## Problem
Reproduce the data that follows verbatim, line for line, omitting the pictures from your answer.

## Data for this exercise
......

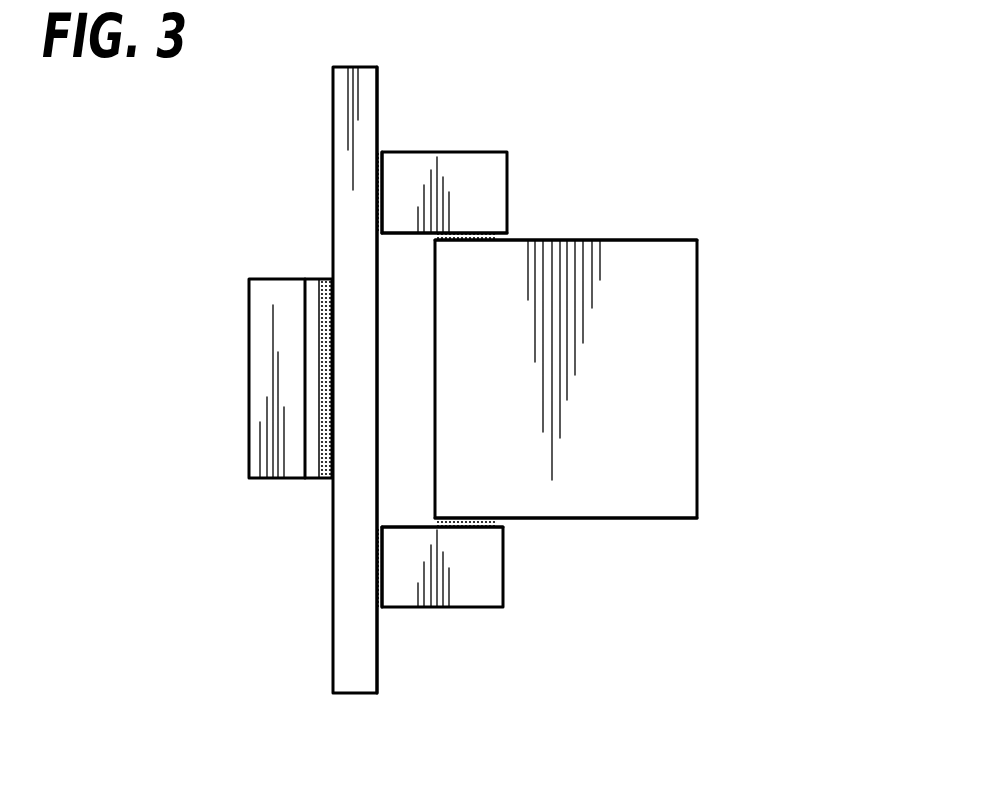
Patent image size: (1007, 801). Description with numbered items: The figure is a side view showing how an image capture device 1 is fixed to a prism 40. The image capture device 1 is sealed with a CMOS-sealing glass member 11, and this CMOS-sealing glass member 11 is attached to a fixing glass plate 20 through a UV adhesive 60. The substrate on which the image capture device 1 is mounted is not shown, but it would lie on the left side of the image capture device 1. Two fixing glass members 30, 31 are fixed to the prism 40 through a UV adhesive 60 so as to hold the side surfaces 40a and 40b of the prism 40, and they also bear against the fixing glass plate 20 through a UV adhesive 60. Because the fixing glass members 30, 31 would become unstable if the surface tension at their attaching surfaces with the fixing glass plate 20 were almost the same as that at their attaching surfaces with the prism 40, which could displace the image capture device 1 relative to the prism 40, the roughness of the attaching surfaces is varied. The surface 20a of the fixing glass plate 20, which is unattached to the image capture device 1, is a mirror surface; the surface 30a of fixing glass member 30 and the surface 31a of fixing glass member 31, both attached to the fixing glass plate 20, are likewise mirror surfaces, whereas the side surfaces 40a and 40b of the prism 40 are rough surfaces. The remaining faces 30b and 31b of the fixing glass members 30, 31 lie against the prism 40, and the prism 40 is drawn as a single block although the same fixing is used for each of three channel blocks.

The image capture device 1 is at (265, 387).
The CMOS-sealing glass member 11 is at (313, 290).
The fixing glass plate 20 is at (345, 603).
The surface of fixing glass plate 20a is at (378, 387).
The fixing glass member 30 is at (485, 185).
The surface of fixing glass member 30a is at (383, 170).
The bottom face of first block member 30b is at (405, 235).
The fixing glass member 31 is at (482, 590).
The surface of fixing glass member 31a is at (383, 586).
The top face of second block member 31b is at (407, 525).
The prism 40 is at (660, 358).
The side surface of prism 40a is at (655, 240).
The side surface of prism 40b is at (663, 518).
The UV adhesive 60 is at (460, 232).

......

## Correct result
Patent image size: (1007, 801). Description with numbered items: The figure is a side view showing how an image capture device 1 is fixed to a prism 40. The image capture device 1 is sealed with a CMOS-sealing glass member 11, and this CMOS-sealing glass member 11 is attached to a fixing glass plate 20 through a UV adhesive 60. The substrate on which the image capture device 1 is mounted is not shown, but it would lie on the left side of the image capture device 1. Two fixing glass members 30, 31 are fixed to the prism 40 through a UV adhesive 60 so as to hold the side surfaces 40a and 40b of the prism 40, and they also bear against the fixing glass plate 20 through a UV adhesive 60. Because the fixing glass members 30, 31 would become unstable if the surface tension at their attaching surfaces with the fixing glass plate 20 were almost the same as that at their attaching surfaces with the prism 40, which could displace the image capture device 1 relative to the prism 40, the roughness of the attaching surfaces is varied. The surface 20a of the fixing glass plate 20, which is unattached to the image capture device 1, is a mirror surface; the surface 30a of fixing glass member 30 and the surface 31a of fixing glass member 31, both attached to the fixing glass plate 20, are likewise mirror surfaces, whereas the side surfaces 40a and 40b of the prism 40 are rough surfaces. The remaining faces 30b and 31b of the fixing glass members 30, 31 lie against the prism 40, and the prism 40 is drawn as a single block although the same fixing is used for each of three channel blocks.

The image capture device 1 is at (265, 387).
The CMOS-sealing glass member 11 is at (313, 290).
The fixing glass plate 20 is at (345, 603).
The surface of fixing glass plate 20a is at (378, 387).
The fixing glass member 30 is at (485, 185).
The surface of fixing glass member 30a is at (383, 170).
The bottom face of first block member 30b is at (405, 235).
The fixing glass member 31 is at (482, 590).
The surface of fixing glass member 31a is at (383, 586).
The top face of second block member 31b is at (407, 525).
The prism 40 is at (660, 358).
The side surface of prism 40a is at (655, 240).
The side surface of prism 40b is at (663, 518).
The UV adhesive 60 is at (460, 232).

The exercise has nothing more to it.